**GIVEN EXERCISE:** Restate all the material verbatim, except for the pictures.

———

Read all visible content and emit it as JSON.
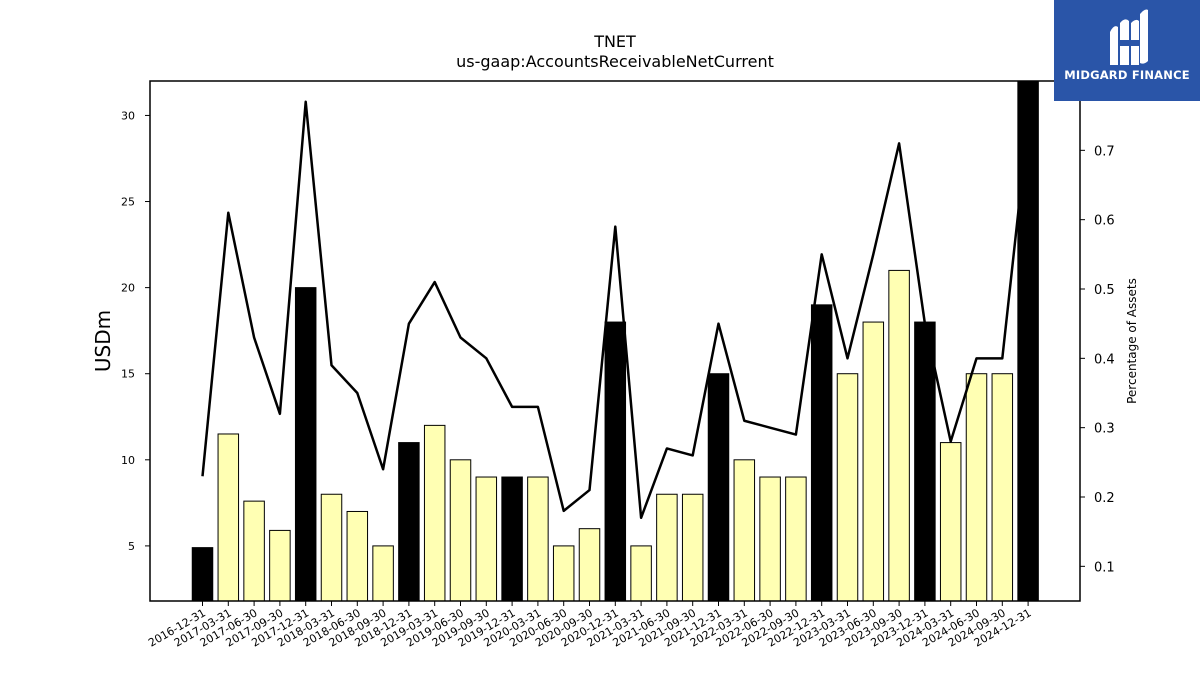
{
  "header": {
    "title": "TNET",
    "subtitle": "us-gaap:AccountsReceivableNetCurrent"
  },
  "logo": {
    "text": "MIDGARD FINANCE",
    "bg": "#2a55a8"
  },
  "chart_data": {
    "type": "bar",
    "categories": [
      "2016-12-31",
      "2017-03-31",
      "2017-06-30",
      "2017-09-30",
      "2017-12-31",
      "2018-03-31",
      "2018-06-30",
      "2018-09-30",
      "2018-12-31",
      "2019-03-31",
      "2019-06-30",
      "2019-09-30",
      "2019-12-31",
      "2020-03-31",
      "2020-06-30",
      "2020-09-30",
      "2020-12-31",
      "2021-03-31",
      "2021-06-30",
      "2021-09-30",
      "2021-12-31",
      "2022-03-31",
      "2022-06-30",
      "2022-09-30",
      "2022-12-31",
      "2023-03-31",
      "2023-06-30",
      "2023-09-30",
      "2023-12-31",
      "2024-03-31",
      "2024-06-30",
      "2024-09-30",
      "2024-12-31"
    ],
    "values": [
      4.9,
      11.5,
      7.6,
      5.9,
      20,
      8,
      7,
      5,
      11,
      12,
      10,
      9,
      9,
      9,
      5,
      6,
      18,
      5,
      8,
      8,
      15,
      10,
      9,
      9,
      19,
      15,
      18,
      21,
      18,
      11,
      15,
      15,
      32
    ],
    "bar_colors": [
      "#000000",
      "#ffffb3",
      "#ffffb3",
      "#ffffb3",
      "#000000",
      "#ffffb3",
      "#ffffb3",
      "#ffffb3",
      "#000000",
      "#ffffb3",
      "#ffffb3",
      "#ffffb3",
      "#000000",
      "#ffffb3",
      "#ffffb3",
      "#ffffb3",
      "#000000",
      "#ffffb3",
      "#ffffb3",
      "#ffffb3",
      "#000000",
      "#ffffb3",
      "#ffffb3",
      "#ffffb3",
      "#000000",
      "#ffffb3",
      "#ffffb3",
      "#ffffb3",
      "#000000",
      "#ffffb3",
      "#ffffb3",
      "#ffffb3",
      "#000000"
    ],
    "line_values": [
      0.23,
      0.61,
      0.43,
      0.32,
      0.77,
      0.39,
      0.35,
      0.24,
      0.45,
      0.51,
      0.43,
      0.4,
      0.33,
      0.33,
      0.18,
      0.21,
      0.59,
      0.17,
      0.27,
      0.26,
      0.45,
      0.31,
      0.3,
      0.29,
      0.55,
      0.4,
      0.55,
      0.71,
      0.45,
      0.28,
      0.4,
      0.4,
      0.74
    ],
    "ylabel": "USDm",
    "y2label": "Percentage of Assets",
    "ylim": [
      1.8,
      32
    ],
    "y2lim": [
      0.05,
      0.8
    ],
    "yticks": [
      5,
      10,
      15,
      20,
      25,
      30
    ],
    "y2ticks": [
      0.1,
      0.2,
      0.3,
      0.4,
      0.5,
      0.6,
      0.7
    ],
    "grid": false,
    "legend": false
  }
}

———

**ANSWER FOR THE TASK:**
Read all visible content and emit it as JSON.
{
  "header": {
    "title": "TNET",
    "subtitle": "us-gaap:AccountsReceivableNetCurrent"
  },
  "logo": {
    "text": "MIDGARD FINANCE",
    "bg": "#2a55a8"
  },
  "chart_data": {
    "type": "bar",
    "categories": [
      "2016-12-31",
      "2017-03-31",
      "2017-06-30",
      "2017-09-30",
      "2017-12-31",
      "2018-03-31",
      "2018-06-30",
      "2018-09-30",
      "2018-12-31",
      "2019-03-31",
      "2019-06-30",
      "2019-09-30",
      "2019-12-31",
      "2020-03-31",
      "2020-06-30",
      "2020-09-30",
      "2020-12-31",
      "2021-03-31",
      "2021-06-30",
      "2021-09-30",
      "2021-12-31",
      "2022-03-31",
      "2022-06-30",
      "2022-09-30",
      "2022-12-31",
      "2023-03-31",
      "2023-06-30",
      "2023-09-30",
      "2023-12-31",
      "2024-03-31",
      "2024-06-30",
      "2024-09-30",
      "2024-12-31"
    ],
    "values": [
      4.9,
      11.5,
      7.6,
      5.9,
      20,
      8,
      7,
      5,
      11,
      12,
      10,
      9,
      9,
      9,
      5,
      6,
      18,
      5,
      8,
      8,
      15,
      10,
      9,
      9,
      19,
      15,
      18,
      21,
      18,
      11,
      15,
      15,
      32
    ],
    "bar_colors": [
      "#000000",
      "#ffffb3",
      "#ffffb3",
      "#ffffb3",
      "#000000",
      "#ffffb3",
      "#ffffb3",
      "#ffffb3",
      "#000000",
      "#ffffb3",
      "#ffffb3",
      "#ffffb3",
      "#000000",
      "#ffffb3",
      "#ffffb3",
      "#ffffb3",
      "#000000",
      "#ffffb3",
      "#ffffb3",
      "#ffffb3",
      "#000000",
      "#ffffb3",
      "#ffffb3",
      "#ffffb3",
      "#000000",
      "#ffffb3",
      "#ffffb3",
      "#ffffb3",
      "#000000",
      "#ffffb3",
      "#ffffb3",
      "#ffffb3",
      "#000000"
    ],
    "line_values": [
      0.23,
      0.61,
      0.43,
      0.32,
      0.77,
      0.39,
      0.35,
      0.24,
      0.45,
      0.51,
      0.43,
      0.4,
      0.33,
      0.33,
      0.18,
      0.21,
      0.59,
      0.17,
      0.27,
      0.26,
      0.45,
      0.31,
      0.3,
      0.29,
      0.55,
      0.4,
      0.55,
      0.71,
      0.45,
      0.28,
      0.4,
      0.4,
      0.74
    ],
    "ylabel": "USDm",
    "y2label": "Percentage of Assets",
    "ylim": [
      1.8,
      32
    ],
    "y2lim": [
      0.05,
      0.8
    ],
    "yticks": [
      5,
      10,
      15,
      20,
      25,
      30
    ],
    "y2ticks": [
      0.1,
      0.2,
      0.3,
      0.4,
      0.5,
      0.6,
      0.7
    ],
    "grid": false,
    "legend": false
  }
}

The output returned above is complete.